__GIVEN REQUEST__. Reproduce each line of the listing exactly.

--- start of SUPPLIED MATERIAL ---

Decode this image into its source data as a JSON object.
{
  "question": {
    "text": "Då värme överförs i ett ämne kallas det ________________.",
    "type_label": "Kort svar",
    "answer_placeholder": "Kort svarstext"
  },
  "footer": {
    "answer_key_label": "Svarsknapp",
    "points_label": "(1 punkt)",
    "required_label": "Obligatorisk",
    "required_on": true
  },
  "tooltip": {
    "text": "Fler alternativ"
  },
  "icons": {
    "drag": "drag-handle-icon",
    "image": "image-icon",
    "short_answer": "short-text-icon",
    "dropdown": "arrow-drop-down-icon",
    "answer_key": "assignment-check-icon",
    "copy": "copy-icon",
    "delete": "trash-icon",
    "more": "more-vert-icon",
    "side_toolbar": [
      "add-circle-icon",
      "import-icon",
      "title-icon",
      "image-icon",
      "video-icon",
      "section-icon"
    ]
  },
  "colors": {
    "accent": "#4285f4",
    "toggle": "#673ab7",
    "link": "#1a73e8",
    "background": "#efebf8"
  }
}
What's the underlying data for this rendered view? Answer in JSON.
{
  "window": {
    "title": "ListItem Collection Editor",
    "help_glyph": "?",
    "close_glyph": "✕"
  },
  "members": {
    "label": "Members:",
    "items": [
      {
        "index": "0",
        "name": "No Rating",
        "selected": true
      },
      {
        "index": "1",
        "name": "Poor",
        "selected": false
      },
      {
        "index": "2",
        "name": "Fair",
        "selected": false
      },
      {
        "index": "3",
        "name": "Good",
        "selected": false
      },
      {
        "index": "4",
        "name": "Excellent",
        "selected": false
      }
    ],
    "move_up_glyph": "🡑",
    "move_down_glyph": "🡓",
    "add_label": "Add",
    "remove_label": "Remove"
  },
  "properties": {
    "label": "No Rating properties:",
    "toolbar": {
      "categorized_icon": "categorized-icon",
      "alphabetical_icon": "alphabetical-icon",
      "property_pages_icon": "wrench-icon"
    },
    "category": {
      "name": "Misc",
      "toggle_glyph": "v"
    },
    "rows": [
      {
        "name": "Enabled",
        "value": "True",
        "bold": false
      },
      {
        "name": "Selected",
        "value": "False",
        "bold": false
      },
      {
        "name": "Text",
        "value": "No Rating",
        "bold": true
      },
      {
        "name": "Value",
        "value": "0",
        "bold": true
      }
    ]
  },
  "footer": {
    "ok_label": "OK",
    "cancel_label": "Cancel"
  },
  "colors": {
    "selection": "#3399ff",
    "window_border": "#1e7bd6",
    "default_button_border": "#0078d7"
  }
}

--- end of SUPPLIED MATERIAL ---

__COMPLETE RESPONSE__.
Decode this image into its source data as a JSON object.
{
  "question": {
    "text": "Då värme överförs i ett ämne kallas det ________________.",
    "type_label": "Kort svar",
    "answer_placeholder": "Kort svarstext"
  },
  "footer": {
    "answer_key_label": "Svarsknapp",
    "points_label": "(1 punkt)",
    "required_label": "Obligatorisk",
    "required_on": true
  },
  "tooltip": {
    "text": "Fler alternativ"
  },
  "icons": {
    "drag": "drag-handle-icon",
    "image": "image-icon",
    "short_answer": "short-text-icon",
    "dropdown": "arrow-drop-down-icon",
    "answer_key": "assignment-check-icon",
    "copy": "copy-icon",
    "delete": "trash-icon",
    "more": "more-vert-icon",
    "side_toolbar": [
      "add-circle-icon",
      "import-icon",
      "title-icon",
      "image-icon",
      "video-icon",
      "section-icon"
    ]
  },
  "colors": {
    "accent": "#4285f4",
    "toggle": "#673ab7",
    "link": "#1a73e8",
    "background": "#efebf8"
  }
}
What's the underlying data for this rendered view? Answer in JSON.
{
  "window": {
    "title": "ListItem Collection Editor",
    "help_glyph": "?",
    "close_glyph": "✕"
  },
  "members": {
    "label": "Members:",
    "items": [
      {
        "index": "0",
        "name": "No Rating",
        "selected": true
      },
      {
        "index": "1",
        "name": "Poor",
        "selected": false
      },
      {
        "index": "2",
        "name": "Fair",
        "selected": false
      },
      {
        "index": "3",
        "name": "Good",
        "selected": false
      },
      {
        "index": "4",
        "name": "Excellent",
        "selected": false
      }
    ],
    "move_up_glyph": "🡑",
    "move_down_glyph": "🡓",
    "add_label": "Add",
    "remove_label": "Remove"
  },
  "properties": {
    "label": "No Rating properties:",
    "toolbar": {
      "categorized_icon": "categorized-icon",
      "alphabetical_icon": "alphabetical-icon",
      "property_pages_icon": "wrench-icon"
    },
    "category": {
      "name": "Misc",
      "toggle_glyph": "v"
    },
    "rows": [
      {
        "name": "Enabled",
        "value": "True",
        "bold": false
      },
      {
        "name": "Selected",
        "value": "False",
        "bold": false
      },
      {
        "name": "Text",
        "value": "No Rating",
        "bold": true
      },
      {
        "name": "Value",
        "value": "0",
        "bold": true
      }
    ]
  },
  "footer": {
    "ok_label": "OK",
    "cancel_label": "Cancel"
  },
  "colors": {
    "selection": "#3399ff",
    "window_border": "#1e7bd6",
    "default_button_border": "#0078d7"
  }
}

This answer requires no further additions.